> **WHAT TO WORK ON**: Determine how many lines contain the string "willekeurige". Respond with that number and nothing more.

> **THE RECORDS**:
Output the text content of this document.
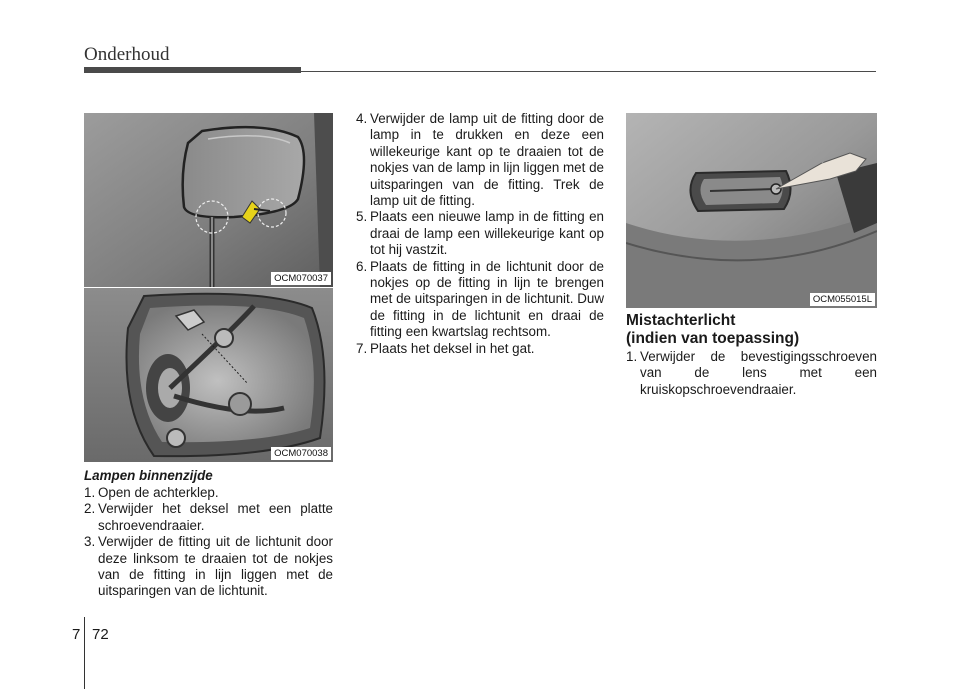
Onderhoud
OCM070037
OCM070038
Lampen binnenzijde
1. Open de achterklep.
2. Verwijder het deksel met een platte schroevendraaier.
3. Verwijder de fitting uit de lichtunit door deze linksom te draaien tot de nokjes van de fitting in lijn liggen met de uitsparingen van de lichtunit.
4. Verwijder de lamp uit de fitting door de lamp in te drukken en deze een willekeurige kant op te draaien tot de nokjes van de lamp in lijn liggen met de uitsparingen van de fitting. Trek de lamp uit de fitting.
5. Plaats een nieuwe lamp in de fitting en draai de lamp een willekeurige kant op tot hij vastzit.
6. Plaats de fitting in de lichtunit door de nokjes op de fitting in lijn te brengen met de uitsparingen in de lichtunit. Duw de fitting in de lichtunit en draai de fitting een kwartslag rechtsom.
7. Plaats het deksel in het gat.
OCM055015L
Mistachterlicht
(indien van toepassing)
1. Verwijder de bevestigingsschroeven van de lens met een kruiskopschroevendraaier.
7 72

> **ANSWER FOR THE TASK**: 2